Work to be completed> Copy whichever lines contain the string "times".

Supplied records>
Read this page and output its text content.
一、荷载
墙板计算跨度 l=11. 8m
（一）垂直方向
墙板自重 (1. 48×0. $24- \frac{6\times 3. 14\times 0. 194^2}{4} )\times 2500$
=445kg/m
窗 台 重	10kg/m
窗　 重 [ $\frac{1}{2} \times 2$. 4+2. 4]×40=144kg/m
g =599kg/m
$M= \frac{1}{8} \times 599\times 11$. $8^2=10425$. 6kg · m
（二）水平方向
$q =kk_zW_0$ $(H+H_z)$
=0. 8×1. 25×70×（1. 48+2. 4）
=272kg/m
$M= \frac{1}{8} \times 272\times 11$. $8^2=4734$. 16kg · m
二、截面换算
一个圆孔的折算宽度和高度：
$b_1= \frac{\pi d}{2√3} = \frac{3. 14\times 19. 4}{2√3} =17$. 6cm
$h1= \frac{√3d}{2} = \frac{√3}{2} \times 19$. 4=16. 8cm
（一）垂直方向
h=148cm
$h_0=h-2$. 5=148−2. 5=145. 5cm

---

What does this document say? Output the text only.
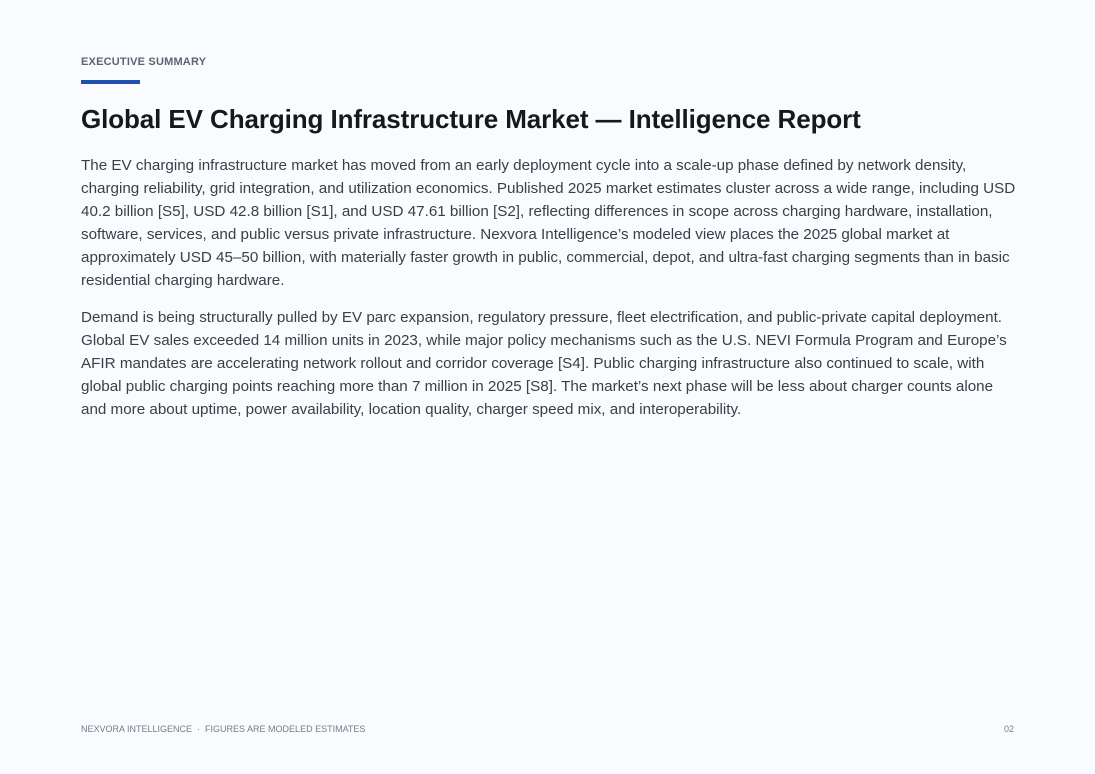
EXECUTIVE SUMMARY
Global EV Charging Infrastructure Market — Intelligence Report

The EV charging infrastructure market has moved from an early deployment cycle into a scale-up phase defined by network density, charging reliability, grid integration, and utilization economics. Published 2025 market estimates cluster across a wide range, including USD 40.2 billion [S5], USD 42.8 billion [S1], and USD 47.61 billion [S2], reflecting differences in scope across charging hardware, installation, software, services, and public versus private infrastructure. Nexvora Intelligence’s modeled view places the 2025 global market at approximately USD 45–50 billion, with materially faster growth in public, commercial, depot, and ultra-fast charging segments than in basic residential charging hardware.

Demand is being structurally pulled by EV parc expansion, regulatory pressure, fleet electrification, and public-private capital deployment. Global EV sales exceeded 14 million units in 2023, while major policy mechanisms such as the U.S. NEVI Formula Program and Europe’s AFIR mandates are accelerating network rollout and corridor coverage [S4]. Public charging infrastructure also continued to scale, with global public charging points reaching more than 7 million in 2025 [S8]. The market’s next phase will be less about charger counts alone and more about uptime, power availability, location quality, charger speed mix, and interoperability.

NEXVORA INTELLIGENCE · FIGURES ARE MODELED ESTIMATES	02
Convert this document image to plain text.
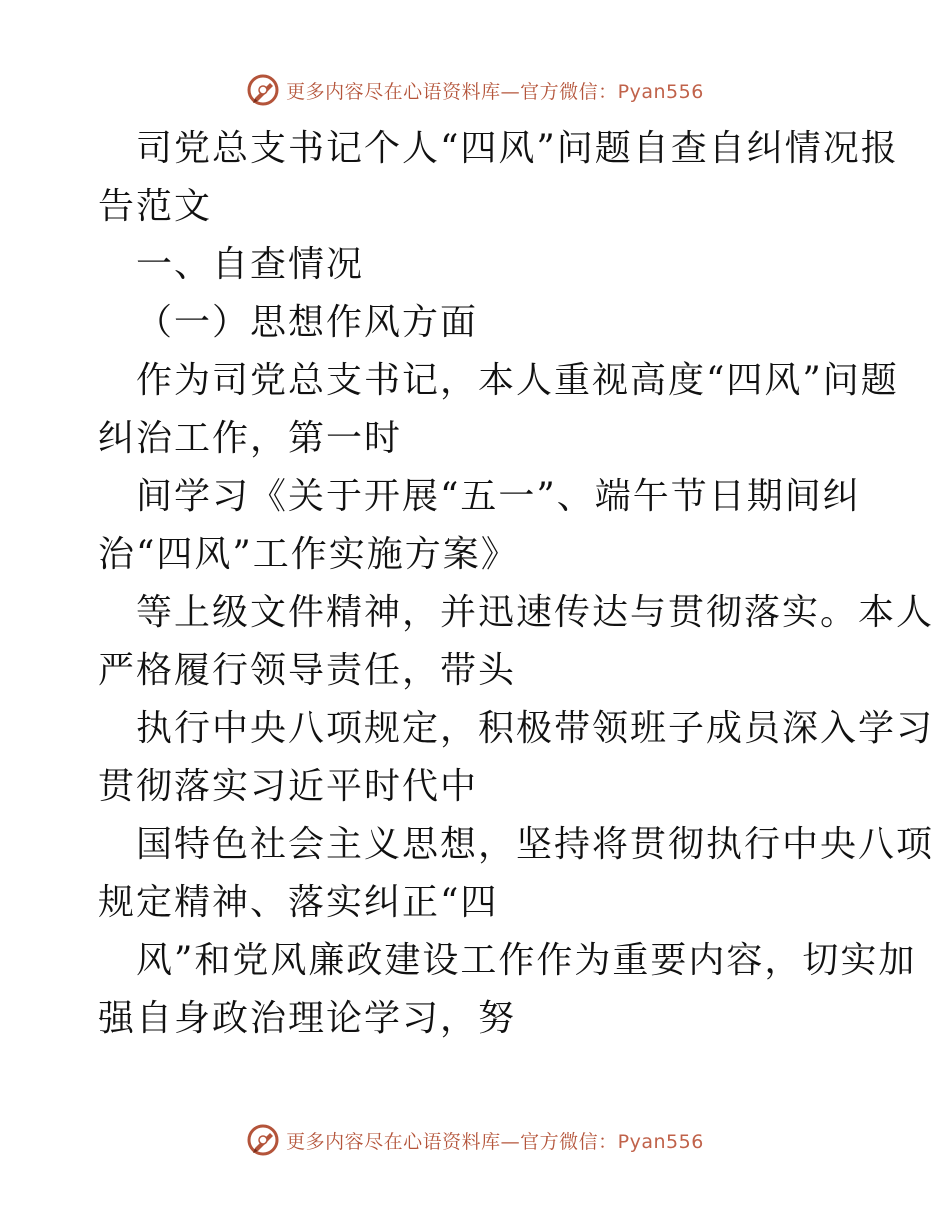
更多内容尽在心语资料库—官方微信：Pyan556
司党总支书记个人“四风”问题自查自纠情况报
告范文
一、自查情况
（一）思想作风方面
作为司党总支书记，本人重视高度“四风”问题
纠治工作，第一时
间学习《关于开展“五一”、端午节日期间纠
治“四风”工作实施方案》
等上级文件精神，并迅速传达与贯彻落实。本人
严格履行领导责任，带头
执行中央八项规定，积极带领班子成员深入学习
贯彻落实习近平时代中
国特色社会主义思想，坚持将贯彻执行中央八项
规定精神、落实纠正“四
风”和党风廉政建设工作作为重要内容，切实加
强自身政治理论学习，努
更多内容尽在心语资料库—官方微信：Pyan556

Response>
墙板自重 (1. 48×0. $24- \frac{6\times 3. 14\times 0. 194^2}{4} )\times 2500$
窗　 重 [ $\frac{1}{2} \times 2$. 4+2. 4]×40=144kg/m
$M= \frac{1}{8} \times 599\times 11$. $8^2=10425$. 6kg · m
$M= \frac{1}{8} \times 272\times 11$. $8^2=4734$. 16kg · m
$b_1= \frac{\pi d}{2√3} = \frac{3. 14\times 19. 4}{2√3} =17$. 6cm
$h1= \frac{√3d}{2} = \frac{√3}{2} \times 19$. 4=16. 8cm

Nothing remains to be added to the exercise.